● SELECTION:
..............................

But the day before the presidency had to do so, it produced an affidavit by Mbeki asserting that the report contained confidential advice for policy-making and confidential information from Zimbabwean officials.

He had been too busy to give evidence before, he said, and the presidency argued there was no longer a need to take a peek at the report. It urged the court to accept that the report contained confidential advice and information simply because Mbeki said so. But the high court, as instructed by the Constitutional Court, did read the report and found it contained nothing of the nature described by Mbeki.

The presidency had gambled and lost, showing it had faked the “hamstring” that moved the Constitutional Court to send the case back to the high court. The result was another three years of litigation. Three courts (15 judges) rejected the argument that Mbeki’s delayed say-so justified nondisclosure.

Last week, Mbeki rebuked 30 judges for finding that, under our law, justifying secrecy requires more than the mere say-so of state officials. He betrayed a troubling discomfort with the way our Constitution and courts uphold the public’s right to know.

Our democracy is founded on the values of “accountability, responsiveness and openness”. The Constitution entitles everyone to access “any information that is held by the state”, and demands that “transparency must be fostered by providing the public with timely, accessible and accurate information”.

The Promotion of Access to Information Act was enacted in 2000 to bury the “secretive and unresponsive culture” of apartheid and “foster a culture of transparency and accoutability”. The state now bears the burden to justify nondisclosure by showing that it serves an interest recognised in the Act to such an extent that it outweighs the public interest in disclosure.

The Act was home-grown (under the husbandry of Mbeki himself) and has led a progressive current in African jurisprudence. In 2002, the African Commission on Human and Peoples’ Rights amplified the principles in the Act, resolving that state officials “hold information not for themselves but as custodians of the public good and everyone has a right to access this information, subject only to clearly defined rules established by law”. Mbeki quotes neither.

..............................

● DATA EXTRACT:
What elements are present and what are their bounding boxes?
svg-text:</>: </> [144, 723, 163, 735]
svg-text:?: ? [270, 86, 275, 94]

..............................

● GIVEN PROBLEM: Continue the commentary on Mbeki and the disclosure of the Zimbabwe report from the point where it ends.

● OUTPUT OF THE EXERCISE:
Unsatisfied with our own law, Mbeki says our courts should have followed the New Zealand Law Commission in recognising that “the sovereign” (his translation of New Zealand’s “Crown”) requires frank advice to function properly, so advisers should not be inhibited by the prospect of publicity. Mbeki makes no mention of the African Commission’s model law on access to information, which contains no such sentiment, and omits to mention that, even in New Zealand law, among many others, disclosure is the rule and secrecy the exception, to be justified by the state with sufficient evidence in each case.

In six years of litigation, the presidency squandered six opportunities to show how and why the disclosure of the Khampepe report would compromise the public interest. It failed to show that the authors assumed their work would be free from public scrutiny, let alone that the quality of their work would have suffered if they were aware of the risks of public scrutiny.

Mbeki now claims Khampepe and Moseneke’s conclusions were unconvincing and thus were relegated in favour of those of the other observer missions. But this was never advanced in argument and, in any event, nothing stopped Mbeki from qualifying the report in this way in 2002, or when the M&G requested it in 2008. Presidency officials railed for six years against our own laws and institutions in its efforts to keep the report secret.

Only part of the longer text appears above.